*SET PROBLEM*
Retype the records below word for word and omit any image.

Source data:
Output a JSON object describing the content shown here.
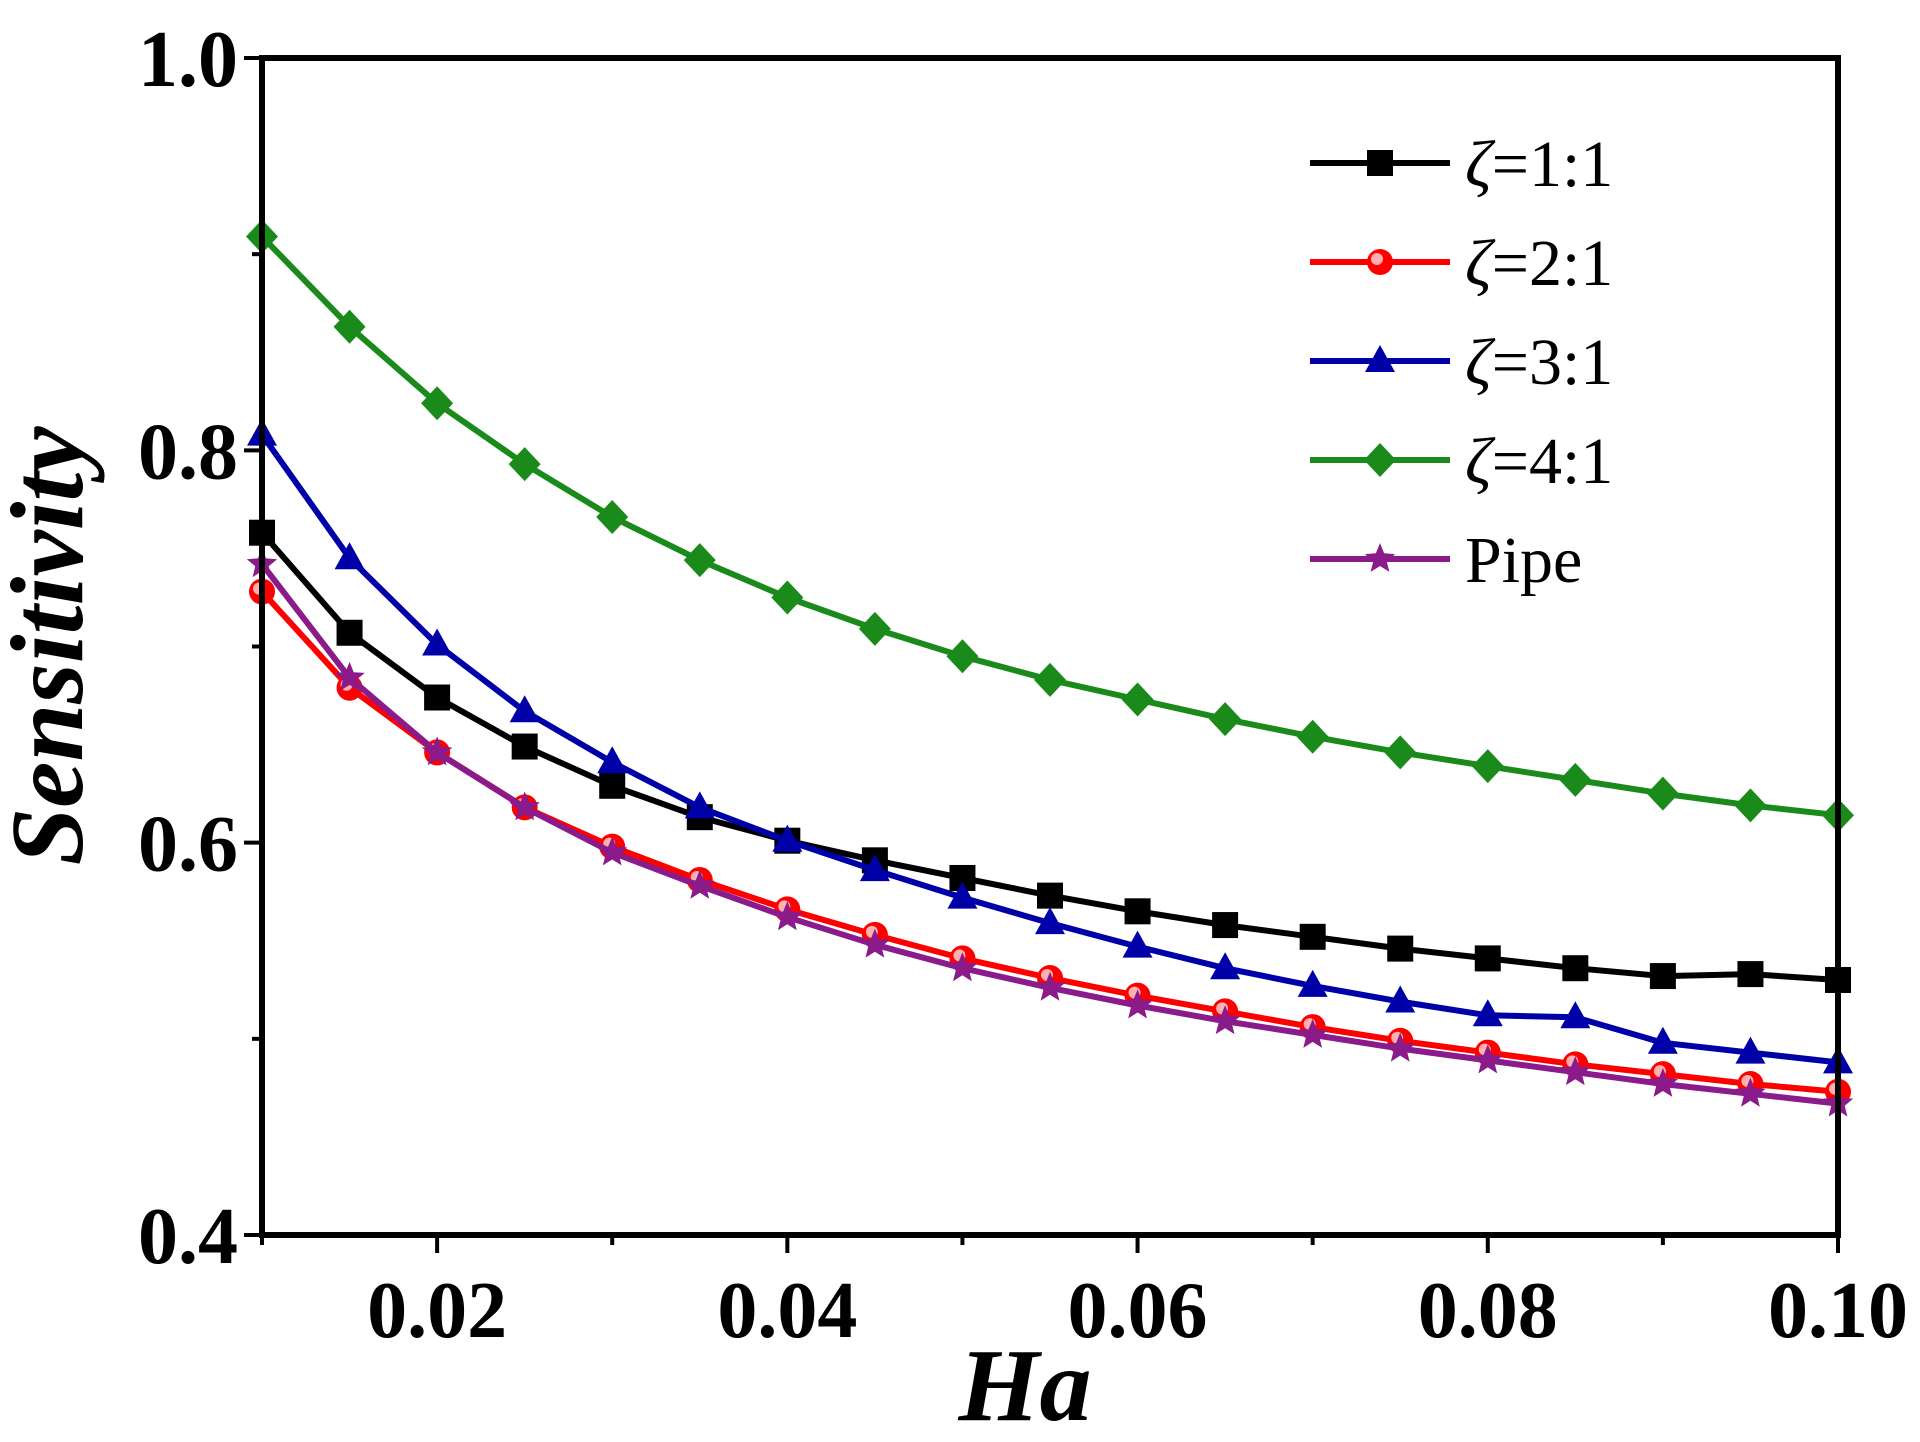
{
  "chart_data": {
    "type": "line",
    "title": "",
    "xlabel": "Ha",
    "ylabel": "Sensitivity",
    "xlim": [
      0.01,
      0.1
    ],
    "ylim": [
      0.4,
      1.0
    ],
    "x_ticks": [
      0.02,
      0.04,
      0.06,
      0.08,
      0.1
    ],
    "x_tick_labels": [
      "0.02",
      "0.04",
      "0.06",
      "0.08",
      "0.10"
    ],
    "y_ticks": [
      0.4,
      0.6,
      0.8,
      1.0
    ],
    "y_tick_labels": [
      "0.4",
      "0.6",
      "0.8",
      "1.0"
    ],
    "grid": false,
    "legend_position": "top-right",
    "x": [
      0.01,
      0.015,
      0.02,
      0.025,
      0.03,
      0.035,
      0.04,
      0.045,
      0.05,
      0.055,
      0.06,
      0.065,
      0.07,
      0.075,
      0.08,
      0.085,
      0.09,
      0.095,
      0.1
    ],
    "series": [
      {
        "name": "ζ=1:1",
        "legend_symbol": "ζ",
        "legend_suffix": "=1:1",
        "color": "#000000",
        "marker": "square",
        "values": [
          0.758,
          0.707,
          0.674,
          0.649,
          0.629,
          0.613,
          0.601,
          0.591,
          0.582,
          0.573,
          0.565,
          0.558,
          0.552,
          0.546,
          0.541,
          0.536,
          0.532,
          0.533,
          0.53
        ]
      },
      {
        "name": "ζ=2:1",
        "legend_symbol": "ζ",
        "legend_suffix": "=2:1",
        "color": "#ff0000",
        "marker": "circle",
        "values": [
          0.728,
          0.679,
          0.646,
          0.618,
          0.598,
          0.581,
          0.566,
          0.553,
          0.541,
          0.531,
          0.522,
          0.514,
          0.506,
          0.499,
          0.493,
          0.487,
          0.482,
          0.477,
          0.473
        ]
      },
      {
        "name": "ζ=3:1",
        "legend_symbol": "ζ",
        "legend_suffix": "=3:1",
        "color": "#0000a8",
        "marker": "triangle",
        "values": [
          0.808,
          0.745,
          0.701,
          0.667,
          0.641,
          0.618,
          0.601,
          0.586,
          0.572,
          0.559,
          0.547,
          0.536,
          0.527,
          0.519,
          0.512,
          0.511,
          0.498,
          0.493,
          0.488
        ]
      },
      {
        "name": "ζ=4:1",
        "legend_symbol": "ζ",
        "legend_suffix": "=4:1",
        "color": "#1a8a1a",
        "marker": "diamond",
        "values": [
          0.909,
          0.863,
          0.824,
          0.793,
          0.766,
          0.744,
          0.725,
          0.709,
          0.695,
          0.683,
          0.673,
          0.663,
          0.654,
          0.646,
          0.639,
          0.632,
          0.625,
          0.619,
          0.614
        ]
      },
      {
        "name": "Pipe",
        "legend_symbol": "",
        "legend_suffix": "Pipe",
        "color": "#8b1a8b",
        "marker": "star",
        "values": [
          0.742,
          0.684,
          0.646,
          0.618,
          0.595,
          0.578,
          0.562,
          0.548,
          0.536,
          0.526,
          0.517,
          0.509,
          0.502,
          0.495,
          0.489,
          0.483,
          0.477,
          0.472,
          0.467
        ]
      }
    ]
  }
}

*SOLVED PROBLEM*
Output a JSON object describing the content shown here.
{
  "chart_data": {
    "type": "line",
    "title": "",
    "xlabel": "Ha",
    "ylabel": "Sensitivity",
    "xlim": [
      0.01,
      0.1
    ],
    "ylim": [
      0.4,
      1.0
    ],
    "x_ticks": [
      0.02,
      0.04,
      0.06,
      0.08,
      0.1
    ],
    "x_tick_labels": [
      "0.02",
      "0.04",
      "0.06",
      "0.08",
      "0.10"
    ],
    "y_ticks": [
      0.4,
      0.6,
      0.8,
      1.0
    ],
    "y_tick_labels": [
      "0.4",
      "0.6",
      "0.8",
      "1.0"
    ],
    "grid": false,
    "legend_position": "top-right",
    "x": [
      0.01,
      0.015,
      0.02,
      0.025,
      0.03,
      0.035,
      0.04,
      0.045,
      0.05,
      0.055,
      0.06,
      0.065,
      0.07,
      0.075,
      0.08,
      0.085,
      0.09,
      0.095,
      0.1
    ],
    "series": [
      {
        "name": "ζ=1:1",
        "legend_symbol": "ζ",
        "legend_suffix": "=1:1",
        "color": "#000000",
        "marker": "square",
        "values": [
          0.758,
          0.707,
          0.674,
          0.649,
          0.629,
          0.613,
          0.601,
          0.591,
          0.582,
          0.573,
          0.565,
          0.558,
          0.552,
          0.546,
          0.541,
          0.536,
          0.532,
          0.533,
          0.53
        ]
      },
      {
        "name": "ζ=2:1",
        "legend_symbol": "ζ",
        "legend_suffix": "=2:1",
        "color": "#ff0000",
        "marker": "circle",
        "values": [
          0.728,
          0.679,
          0.646,
          0.618,
          0.598,
          0.581,
          0.566,
          0.553,
          0.541,
          0.531,
          0.522,
          0.514,
          0.506,
          0.499,
          0.493,
          0.487,
          0.482,
          0.477,
          0.473
        ]
      },
      {
        "name": "ζ=3:1",
        "legend_symbol": "ζ",
        "legend_suffix": "=3:1",
        "color": "#0000a8",
        "marker": "triangle",
        "values": [
          0.808,
          0.745,
          0.701,
          0.667,
          0.641,
          0.618,
          0.601,
          0.586,
          0.572,
          0.559,
          0.547,
          0.536,
          0.527,
          0.519,
          0.512,
          0.511,
          0.498,
          0.493,
          0.488
        ]
      },
      {
        "name": "ζ=4:1",
        "legend_symbol": "ζ",
        "legend_suffix": "=4:1",
        "color": "#1a8a1a",
        "marker": "diamond",
        "values": [
          0.909,
          0.863,
          0.824,
          0.793,
          0.766,
          0.744,
          0.725,
          0.709,
          0.695,
          0.683,
          0.673,
          0.663,
          0.654,
          0.646,
          0.639,
          0.632,
          0.625,
          0.619,
          0.614
        ]
      },
      {
        "name": "Pipe",
        "legend_symbol": "",
        "legend_suffix": "Pipe",
        "color": "#8b1a8b",
        "marker": "star",
        "values": [
          0.742,
          0.684,
          0.646,
          0.618,
          0.595,
          0.578,
          0.562,
          0.548,
          0.536,
          0.526,
          0.517,
          0.509,
          0.502,
          0.495,
          0.489,
          0.483,
          0.477,
          0.472,
          0.467
        ]
      }
    ]
  }
}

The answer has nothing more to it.